## Work instructions
Check each line of the data for "JSON" and select those that have it.

# # # # # # #

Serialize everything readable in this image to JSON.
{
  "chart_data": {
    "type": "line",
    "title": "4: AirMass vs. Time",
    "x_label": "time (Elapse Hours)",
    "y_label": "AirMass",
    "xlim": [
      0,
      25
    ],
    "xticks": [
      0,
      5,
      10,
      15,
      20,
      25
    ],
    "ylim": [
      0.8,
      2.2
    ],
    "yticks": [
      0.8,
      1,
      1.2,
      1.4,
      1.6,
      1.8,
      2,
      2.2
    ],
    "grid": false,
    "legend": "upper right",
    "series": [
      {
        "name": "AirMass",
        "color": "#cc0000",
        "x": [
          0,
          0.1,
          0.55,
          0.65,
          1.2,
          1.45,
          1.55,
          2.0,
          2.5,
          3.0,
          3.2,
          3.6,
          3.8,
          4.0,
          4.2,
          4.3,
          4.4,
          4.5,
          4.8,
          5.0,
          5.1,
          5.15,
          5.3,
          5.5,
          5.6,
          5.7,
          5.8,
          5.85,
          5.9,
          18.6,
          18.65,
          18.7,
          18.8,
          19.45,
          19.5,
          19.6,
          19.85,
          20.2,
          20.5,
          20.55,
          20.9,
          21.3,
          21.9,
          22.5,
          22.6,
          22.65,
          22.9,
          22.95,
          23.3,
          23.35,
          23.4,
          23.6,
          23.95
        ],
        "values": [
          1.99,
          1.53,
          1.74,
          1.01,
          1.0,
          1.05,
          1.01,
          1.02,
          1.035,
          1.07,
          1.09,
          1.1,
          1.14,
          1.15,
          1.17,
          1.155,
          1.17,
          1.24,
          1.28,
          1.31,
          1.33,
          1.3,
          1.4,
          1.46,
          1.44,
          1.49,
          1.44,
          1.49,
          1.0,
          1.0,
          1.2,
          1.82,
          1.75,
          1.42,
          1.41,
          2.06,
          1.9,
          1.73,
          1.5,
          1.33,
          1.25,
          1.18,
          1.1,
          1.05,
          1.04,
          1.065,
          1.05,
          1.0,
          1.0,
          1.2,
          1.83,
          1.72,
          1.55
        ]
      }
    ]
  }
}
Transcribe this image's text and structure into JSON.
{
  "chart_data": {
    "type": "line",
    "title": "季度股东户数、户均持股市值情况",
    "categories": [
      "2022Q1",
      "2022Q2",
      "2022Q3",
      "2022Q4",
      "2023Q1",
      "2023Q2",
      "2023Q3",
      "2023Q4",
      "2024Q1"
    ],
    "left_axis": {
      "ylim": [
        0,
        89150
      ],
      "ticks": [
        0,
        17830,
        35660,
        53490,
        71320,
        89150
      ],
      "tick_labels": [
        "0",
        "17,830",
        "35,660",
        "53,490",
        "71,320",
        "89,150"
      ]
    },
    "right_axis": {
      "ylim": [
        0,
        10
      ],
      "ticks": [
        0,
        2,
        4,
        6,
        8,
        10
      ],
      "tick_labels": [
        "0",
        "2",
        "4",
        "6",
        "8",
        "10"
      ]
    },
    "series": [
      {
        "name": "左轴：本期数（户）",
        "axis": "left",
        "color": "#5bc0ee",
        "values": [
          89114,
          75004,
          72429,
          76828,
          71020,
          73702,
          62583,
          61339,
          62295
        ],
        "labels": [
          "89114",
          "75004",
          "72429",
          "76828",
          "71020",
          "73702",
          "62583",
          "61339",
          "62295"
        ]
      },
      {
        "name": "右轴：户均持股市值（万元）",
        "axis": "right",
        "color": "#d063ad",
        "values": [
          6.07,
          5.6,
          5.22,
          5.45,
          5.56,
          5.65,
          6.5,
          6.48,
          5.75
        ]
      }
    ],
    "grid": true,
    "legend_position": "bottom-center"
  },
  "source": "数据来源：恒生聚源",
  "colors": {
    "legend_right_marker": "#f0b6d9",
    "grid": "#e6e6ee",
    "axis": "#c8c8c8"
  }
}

# # # # # # #

## Solution below
Serialize everything readable in this image to JSON.
Transcribe this image's text and structure into JSON.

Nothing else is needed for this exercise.